■ Your goal: Extract each line bearing the word "When".

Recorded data
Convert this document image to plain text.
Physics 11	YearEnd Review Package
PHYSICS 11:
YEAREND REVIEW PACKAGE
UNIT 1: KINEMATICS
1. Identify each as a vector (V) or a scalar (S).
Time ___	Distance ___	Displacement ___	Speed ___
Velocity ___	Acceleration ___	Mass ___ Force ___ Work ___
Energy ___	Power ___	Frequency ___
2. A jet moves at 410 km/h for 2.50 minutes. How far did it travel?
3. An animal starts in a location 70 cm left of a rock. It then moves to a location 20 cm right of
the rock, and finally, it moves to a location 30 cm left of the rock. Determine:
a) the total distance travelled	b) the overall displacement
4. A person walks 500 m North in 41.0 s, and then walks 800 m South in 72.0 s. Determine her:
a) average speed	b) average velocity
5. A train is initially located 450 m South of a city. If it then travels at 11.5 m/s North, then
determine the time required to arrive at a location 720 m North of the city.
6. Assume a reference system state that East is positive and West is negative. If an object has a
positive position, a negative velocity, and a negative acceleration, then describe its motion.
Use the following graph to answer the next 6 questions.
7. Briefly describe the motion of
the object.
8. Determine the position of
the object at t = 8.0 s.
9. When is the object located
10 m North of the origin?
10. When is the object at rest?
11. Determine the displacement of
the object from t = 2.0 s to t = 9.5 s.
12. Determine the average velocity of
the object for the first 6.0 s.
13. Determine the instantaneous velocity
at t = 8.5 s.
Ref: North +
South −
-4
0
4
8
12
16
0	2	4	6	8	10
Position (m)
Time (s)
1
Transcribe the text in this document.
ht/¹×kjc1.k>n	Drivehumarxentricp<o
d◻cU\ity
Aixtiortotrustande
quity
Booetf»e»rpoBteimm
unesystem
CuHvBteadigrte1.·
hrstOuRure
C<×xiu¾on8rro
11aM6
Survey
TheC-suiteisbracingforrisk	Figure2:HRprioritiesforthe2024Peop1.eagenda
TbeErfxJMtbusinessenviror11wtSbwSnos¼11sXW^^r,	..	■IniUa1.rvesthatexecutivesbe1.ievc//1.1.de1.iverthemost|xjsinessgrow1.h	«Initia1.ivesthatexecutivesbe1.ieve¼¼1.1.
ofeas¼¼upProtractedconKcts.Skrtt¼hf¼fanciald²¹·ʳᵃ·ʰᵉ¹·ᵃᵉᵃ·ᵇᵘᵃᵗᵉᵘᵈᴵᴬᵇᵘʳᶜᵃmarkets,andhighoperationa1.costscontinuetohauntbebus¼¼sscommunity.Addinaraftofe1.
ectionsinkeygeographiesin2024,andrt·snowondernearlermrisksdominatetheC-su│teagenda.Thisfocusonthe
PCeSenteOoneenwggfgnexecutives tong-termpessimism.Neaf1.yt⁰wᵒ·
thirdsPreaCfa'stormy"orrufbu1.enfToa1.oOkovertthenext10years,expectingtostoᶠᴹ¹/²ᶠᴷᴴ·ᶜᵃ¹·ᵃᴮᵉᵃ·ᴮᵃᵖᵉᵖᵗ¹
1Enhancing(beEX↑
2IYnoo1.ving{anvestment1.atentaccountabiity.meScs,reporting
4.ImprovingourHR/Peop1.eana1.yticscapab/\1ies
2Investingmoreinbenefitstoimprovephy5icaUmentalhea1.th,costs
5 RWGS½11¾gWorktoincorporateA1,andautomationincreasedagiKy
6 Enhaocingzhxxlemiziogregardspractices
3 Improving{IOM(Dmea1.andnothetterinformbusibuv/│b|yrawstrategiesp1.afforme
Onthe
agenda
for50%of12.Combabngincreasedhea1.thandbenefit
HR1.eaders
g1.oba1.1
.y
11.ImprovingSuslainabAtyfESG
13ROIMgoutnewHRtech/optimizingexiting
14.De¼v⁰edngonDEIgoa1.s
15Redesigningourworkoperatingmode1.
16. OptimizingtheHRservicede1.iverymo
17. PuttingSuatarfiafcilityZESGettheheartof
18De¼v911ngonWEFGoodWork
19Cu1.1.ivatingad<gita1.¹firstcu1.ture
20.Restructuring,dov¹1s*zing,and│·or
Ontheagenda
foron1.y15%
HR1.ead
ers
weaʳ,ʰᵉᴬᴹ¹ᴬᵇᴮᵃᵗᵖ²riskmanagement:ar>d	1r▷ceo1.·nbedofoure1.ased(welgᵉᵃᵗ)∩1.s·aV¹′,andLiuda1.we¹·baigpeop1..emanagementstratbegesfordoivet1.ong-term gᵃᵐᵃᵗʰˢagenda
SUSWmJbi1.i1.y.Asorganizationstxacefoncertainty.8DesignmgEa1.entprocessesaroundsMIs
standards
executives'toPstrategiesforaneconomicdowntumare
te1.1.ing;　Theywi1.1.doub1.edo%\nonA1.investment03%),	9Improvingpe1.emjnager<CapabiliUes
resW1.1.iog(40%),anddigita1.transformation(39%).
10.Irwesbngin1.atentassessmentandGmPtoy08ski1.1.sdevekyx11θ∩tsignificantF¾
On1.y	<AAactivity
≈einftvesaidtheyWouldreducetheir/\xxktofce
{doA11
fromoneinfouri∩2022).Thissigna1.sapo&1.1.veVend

■ Solution for this task:
9. When is the object located
10. When is the object at rest?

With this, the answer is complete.